- [Data for processing]
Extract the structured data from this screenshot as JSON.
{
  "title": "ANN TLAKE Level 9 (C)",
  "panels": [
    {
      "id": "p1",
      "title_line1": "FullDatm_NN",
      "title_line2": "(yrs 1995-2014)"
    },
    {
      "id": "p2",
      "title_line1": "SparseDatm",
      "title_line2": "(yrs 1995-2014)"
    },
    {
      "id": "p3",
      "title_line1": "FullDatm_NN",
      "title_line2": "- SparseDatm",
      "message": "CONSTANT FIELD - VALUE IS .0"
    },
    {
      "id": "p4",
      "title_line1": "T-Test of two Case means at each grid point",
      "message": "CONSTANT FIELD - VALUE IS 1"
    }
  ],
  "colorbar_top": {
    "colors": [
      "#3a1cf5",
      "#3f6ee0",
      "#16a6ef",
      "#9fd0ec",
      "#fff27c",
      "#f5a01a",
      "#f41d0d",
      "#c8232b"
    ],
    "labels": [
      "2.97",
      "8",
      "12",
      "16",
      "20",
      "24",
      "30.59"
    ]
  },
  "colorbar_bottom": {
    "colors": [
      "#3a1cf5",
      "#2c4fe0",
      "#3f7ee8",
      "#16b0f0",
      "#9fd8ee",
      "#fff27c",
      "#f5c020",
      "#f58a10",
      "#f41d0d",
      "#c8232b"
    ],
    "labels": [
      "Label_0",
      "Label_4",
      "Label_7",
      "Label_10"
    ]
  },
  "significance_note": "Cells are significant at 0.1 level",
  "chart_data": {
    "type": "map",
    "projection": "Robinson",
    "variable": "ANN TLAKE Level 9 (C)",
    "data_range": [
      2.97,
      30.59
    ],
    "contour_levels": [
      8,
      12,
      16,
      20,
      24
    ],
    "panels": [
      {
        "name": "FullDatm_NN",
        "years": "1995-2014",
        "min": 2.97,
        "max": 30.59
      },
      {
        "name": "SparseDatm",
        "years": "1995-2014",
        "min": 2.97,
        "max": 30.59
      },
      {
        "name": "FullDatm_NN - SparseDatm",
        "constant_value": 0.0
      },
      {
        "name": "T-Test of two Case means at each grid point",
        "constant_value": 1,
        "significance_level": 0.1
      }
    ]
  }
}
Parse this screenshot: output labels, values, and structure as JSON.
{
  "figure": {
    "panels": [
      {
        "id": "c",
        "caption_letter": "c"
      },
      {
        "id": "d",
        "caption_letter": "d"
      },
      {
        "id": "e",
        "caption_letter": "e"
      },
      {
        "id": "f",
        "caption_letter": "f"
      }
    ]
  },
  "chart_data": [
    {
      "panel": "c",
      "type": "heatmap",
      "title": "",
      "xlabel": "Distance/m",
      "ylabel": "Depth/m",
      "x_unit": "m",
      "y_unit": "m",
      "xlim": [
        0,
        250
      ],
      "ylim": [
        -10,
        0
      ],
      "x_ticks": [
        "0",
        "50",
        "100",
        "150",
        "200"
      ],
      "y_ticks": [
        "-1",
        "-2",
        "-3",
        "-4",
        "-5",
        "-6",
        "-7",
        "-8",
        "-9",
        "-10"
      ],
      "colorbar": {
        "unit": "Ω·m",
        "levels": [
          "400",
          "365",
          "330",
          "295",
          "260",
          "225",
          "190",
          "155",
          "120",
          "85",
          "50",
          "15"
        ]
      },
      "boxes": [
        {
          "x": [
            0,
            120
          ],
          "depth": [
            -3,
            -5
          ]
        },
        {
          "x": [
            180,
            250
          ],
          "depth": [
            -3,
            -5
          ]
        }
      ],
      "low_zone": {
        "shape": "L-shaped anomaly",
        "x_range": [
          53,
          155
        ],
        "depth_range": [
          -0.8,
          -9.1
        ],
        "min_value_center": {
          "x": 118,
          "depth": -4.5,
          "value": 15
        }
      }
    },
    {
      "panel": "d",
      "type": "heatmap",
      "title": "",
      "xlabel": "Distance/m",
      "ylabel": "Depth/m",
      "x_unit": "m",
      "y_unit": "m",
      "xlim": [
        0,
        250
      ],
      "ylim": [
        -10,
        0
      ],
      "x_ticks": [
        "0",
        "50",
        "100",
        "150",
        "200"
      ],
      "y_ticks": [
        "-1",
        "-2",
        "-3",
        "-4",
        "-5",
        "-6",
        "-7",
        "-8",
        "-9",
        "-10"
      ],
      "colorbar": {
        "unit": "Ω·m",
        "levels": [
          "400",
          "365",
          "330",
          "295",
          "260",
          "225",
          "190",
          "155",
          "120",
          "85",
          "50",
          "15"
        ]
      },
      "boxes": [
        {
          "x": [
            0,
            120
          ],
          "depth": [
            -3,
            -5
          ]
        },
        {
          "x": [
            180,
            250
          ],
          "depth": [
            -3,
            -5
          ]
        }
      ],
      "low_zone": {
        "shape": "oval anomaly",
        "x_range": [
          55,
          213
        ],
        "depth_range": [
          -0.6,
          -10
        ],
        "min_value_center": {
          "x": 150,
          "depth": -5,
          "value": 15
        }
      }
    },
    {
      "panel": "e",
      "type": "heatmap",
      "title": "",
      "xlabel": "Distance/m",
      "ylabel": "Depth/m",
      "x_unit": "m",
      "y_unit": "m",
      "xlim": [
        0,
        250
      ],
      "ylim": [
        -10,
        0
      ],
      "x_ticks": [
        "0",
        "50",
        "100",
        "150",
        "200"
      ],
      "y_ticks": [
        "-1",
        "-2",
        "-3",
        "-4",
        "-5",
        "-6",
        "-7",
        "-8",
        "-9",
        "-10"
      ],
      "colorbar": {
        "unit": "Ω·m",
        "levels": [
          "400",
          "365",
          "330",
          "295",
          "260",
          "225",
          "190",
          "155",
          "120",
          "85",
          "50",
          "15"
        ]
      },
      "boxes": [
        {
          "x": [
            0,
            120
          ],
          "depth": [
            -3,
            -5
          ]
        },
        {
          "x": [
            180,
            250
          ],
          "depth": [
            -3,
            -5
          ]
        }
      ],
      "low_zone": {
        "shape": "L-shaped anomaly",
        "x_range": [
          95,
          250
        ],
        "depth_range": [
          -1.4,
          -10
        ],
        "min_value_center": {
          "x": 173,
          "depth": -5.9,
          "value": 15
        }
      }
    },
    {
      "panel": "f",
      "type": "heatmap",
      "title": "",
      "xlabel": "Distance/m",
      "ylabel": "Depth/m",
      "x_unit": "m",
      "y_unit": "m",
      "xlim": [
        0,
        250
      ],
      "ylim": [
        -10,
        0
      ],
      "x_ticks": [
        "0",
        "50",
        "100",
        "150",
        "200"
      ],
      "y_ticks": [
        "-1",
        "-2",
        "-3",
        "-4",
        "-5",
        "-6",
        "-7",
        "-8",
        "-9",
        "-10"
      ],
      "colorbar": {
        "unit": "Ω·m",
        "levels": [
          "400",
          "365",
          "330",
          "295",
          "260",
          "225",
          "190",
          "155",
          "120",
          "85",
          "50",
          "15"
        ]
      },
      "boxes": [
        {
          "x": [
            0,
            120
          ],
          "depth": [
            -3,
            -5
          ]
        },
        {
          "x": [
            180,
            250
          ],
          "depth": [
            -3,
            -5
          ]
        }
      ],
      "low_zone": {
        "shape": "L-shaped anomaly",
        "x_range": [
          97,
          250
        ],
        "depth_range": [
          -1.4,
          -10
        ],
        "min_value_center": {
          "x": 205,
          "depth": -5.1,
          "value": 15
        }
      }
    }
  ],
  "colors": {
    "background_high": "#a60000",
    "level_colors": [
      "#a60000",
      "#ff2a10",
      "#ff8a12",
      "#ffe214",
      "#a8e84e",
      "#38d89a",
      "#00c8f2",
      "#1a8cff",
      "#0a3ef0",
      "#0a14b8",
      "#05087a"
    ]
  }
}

- [Aim] Each entry above is to be quoted exactly.

- [Finished task]
Extract the structured data from this screenshot as JSON.
{
  "title": "ANN TLAKE Level 9 (C)",
  "panels": [
    {
      "id": "p1",
      "title_line1": "FullDatm_NN",
      "title_line2": "(yrs 1995-2014)"
    },
    {
      "id": "p2",
      "title_line1": "SparseDatm",
      "title_line2": "(yrs 1995-2014)"
    },
    {
      "id": "p3",
      "title_line1": "FullDatm_NN",
      "title_line2": "- SparseDatm",
      "message": "CONSTANT FIELD - VALUE IS .0"
    },
    {
      "id": "p4",
      "title_line1": "T-Test of two Case means at each grid point",
      "message": "CONSTANT FIELD - VALUE IS 1"
    }
  ],
  "colorbar_top": {
    "colors": [
      "#3a1cf5",
      "#3f6ee0",
      "#16a6ef",
      "#9fd0ec",
      "#fff27c",
      "#f5a01a",
      "#f41d0d",
      "#c8232b"
    ],
    "labels": [
      "2.97",
      "8",
      "12",
      "16",
      "20",
      "24",
      "30.59"
    ]
  },
  "colorbar_bottom": {
    "colors": [
      "#3a1cf5",
      "#2c4fe0",
      "#3f7ee8",
      "#16b0f0",
      "#9fd8ee",
      "#fff27c",
      "#f5c020",
      "#f58a10",
      "#f41d0d",
      "#c8232b"
    ],
    "labels": [
      "Label_0",
      "Label_4",
      "Label_7",
      "Label_10"
    ]
  },
  "significance_note": "Cells are significant at 0.1 level",
  "chart_data": {
    "type": "map",
    "projection": "Robinson",
    "variable": "ANN TLAKE Level 9 (C)",
    "data_range": [
      2.97,
      30.59
    ],
    "contour_levels": [
      8,
      12,
      16,
      20,
      24
    ],
    "panels": [
      {
        "name": "FullDatm_NN",
        "years": "1995-2014",
        "min": 2.97,
        "max": 30.59
      },
      {
        "name": "SparseDatm",
        "years": "1995-2014",
        "min": 2.97,
        "max": 30.59
      },
      {
        "name": "FullDatm_NN - SparseDatm",
        "constant_value": 0.0
      },
      {
        "name": "T-Test of two Case means at each grid point",
        "constant_value": 1,
        "significance_level": 0.1
      }
    ]
  }
}
Parse this screenshot: output labels, values, and structure as JSON.
{
  "figure": {
    "panels": [
      {
        "id": "c",
        "caption_letter": "c"
      },
      {
        "id": "d",
        "caption_letter": "d"
      },
      {
        "id": "e",
        "caption_letter": "e"
      },
      {
        "id": "f",
        "caption_letter": "f"
      }
    ]
  },
  "chart_data": [
    {
      "panel": "c",
      "type": "heatmap",
      "title": "",
      "xlabel": "Distance/m",
      "ylabel": "Depth/m",
      "x_unit": "m",
      "y_unit": "m",
      "xlim": [
        0,
        250
      ],
      "ylim": [
        -10,
        0
      ],
      "x_ticks": [
        "0",
        "50",
        "100",
        "150",
        "200"
      ],
      "y_ticks": [
        "-1",
        "-2",
        "-3",
        "-4",
        "-5",
        "-6",
        "-7",
        "-8",
        "-9",
        "-10"
      ],
      "colorbar": {
        "unit": "Ω·m",
        "levels": [
          "400",
          "365",
          "330",
          "295",
          "260",
          "225",
          "190",
          "155",
          "120",
          "85",
          "50",
          "15"
        ]
      },
      "boxes": [
        {
          "x": [
            0,
            120
          ],
          "depth": [
            -3,
            -5
          ]
        },
        {
          "x": [
            180,
            250
          ],
          "depth": [
            -3,
            -5
          ]
        }
      ],
      "low_zone": {
        "shape": "L-shaped anomaly",
        "x_range": [
          53,
          155
        ],
        "depth_range": [
          -0.8,
          -9.1
        ],
        "min_value_center": {
          "x": 118,
          "depth": -4.5,
          "value": 15
        }
      }
    },
    {
      "panel": "d",
      "type": "heatmap",
      "title": "",
      "xlabel": "Distance/m",
      "ylabel": "Depth/m",
      "x_unit": "m",
      "y_unit": "m",
      "xlim": [
        0,
        250
      ],
      "ylim": [
        -10,
        0
      ],
      "x_ticks": [
        "0",
        "50",
        "100",
        "150",
        "200"
      ],
      "y_ticks": [
        "-1",
        "-2",
        "-3",
        "-4",
        "-5",
        "-6",
        "-7",
        "-8",
        "-9",
        "-10"
      ],
      "colorbar": {
        "unit": "Ω·m",
        "levels": [
          "400",
          "365",
          "330",
          "295",
          "260",
          "225",
          "190",
          "155",
          "120",
          "85",
          "50",
          "15"
        ]
      },
      "boxes": [
        {
          "x": [
            0,
            120
          ],
          "depth": [
            -3,
            -5
          ]
        },
        {
          "x": [
            180,
            250
          ],
          "depth": [
            -3,
            -5
          ]
        }
      ],
      "low_zone": {
        "shape": "oval anomaly",
        "x_range": [
          55,
          213
        ],
        "depth_range": [
          -0.6,
          -10
        ],
        "min_value_center": {
          "x": 150,
          "depth": -5,
          "value": 15
        }
      }
    },
    {
      "panel": "e",
      "type": "heatmap",
      "title": "",
      "xlabel": "Distance/m",
      "ylabel": "Depth/m",
      "x_unit": "m",
      "y_unit": "m",
      "xlim": [
        0,
        250
      ],
      "ylim": [
        -10,
        0
      ],
      "x_ticks": [
        "0",
        "50",
        "100",
        "150",
        "200"
      ],
      "y_ticks": [
        "-1",
        "-2",
        "-3",
        "-4",
        "-5",
        "-6",
        "-7",
        "-8",
        "-9",
        "-10"
      ],
      "colorbar": {
        "unit": "Ω·m",
        "levels": [
          "400",
          "365",
          "330",
          "295",
          "260",
          "225",
          "190",
          "155",
          "120",
          "85",
          "50",
          "15"
        ]
      },
      "boxes": [
        {
          "x": [
            0,
            120
          ],
          "depth": [
            -3,
            -5
          ]
        },
        {
          "x": [
            180,
            250
          ],
          "depth": [
            -3,
            -5
          ]
        }
      ],
      "low_zone": {
        "shape": "L-shaped anomaly",
        "x_range": [
          95,
          250
        ],
        "depth_range": [
          -1.4,
          -10
        ],
        "min_value_center": {
          "x": 173,
          "depth": -5.9,
          "value": 15
        }
      }
    },
    {
      "panel": "f",
      "type": "heatmap",
      "title": "",
      "xlabel": "Distance/m",
      "ylabel": "Depth/m",
      "x_unit": "m",
      "y_unit": "m",
      "xlim": [
        0,
        250
      ],
      "ylim": [
        -10,
        0
      ],
      "x_ticks": [
        "0",
        "50",
        "100",
        "150",
        "200"
      ],
      "y_ticks": [
        "-1",
        "-2",
        "-3",
        "-4",
        "-5",
        "-6",
        "-7",
        "-8",
        "-9",
        "-10"
      ],
      "colorbar": {
        "unit": "Ω·m",
        "levels": [
          "400",
          "365",
          "330",
          "295",
          "260",
          "225",
          "190",
          "155",
          "120",
          "85",
          "50",
          "15"
        ]
      },
      "boxes": [
        {
          "x": [
            0,
            120
          ],
          "depth": [
            -3,
            -5
          ]
        },
        {
          "x": [
            180,
            250
          ],
          "depth": [
            -3,
            -5
          ]
        }
      ],
      "low_zone": {
        "shape": "L-shaped anomaly",
        "x_range": [
          97,
          250
        ],
        "depth_range": [
          -1.4,
          -10
        ],
        "min_value_center": {
          "x": 205,
          "depth": -5.1,
          "value": 15
        }
      }
    }
  ],
  "colors": {
    "background_high": "#a60000",
    "level_colors": [
      "#a60000",
      "#ff2a10",
      "#ff8a12",
      "#ffe214",
      "#a8e84e",
      "#38d89a",
      "#00c8f2",
      "#1a8cff",
      "#0a3ef0",
      "#0a14b8",
      "#05087a"
    ]
  }
}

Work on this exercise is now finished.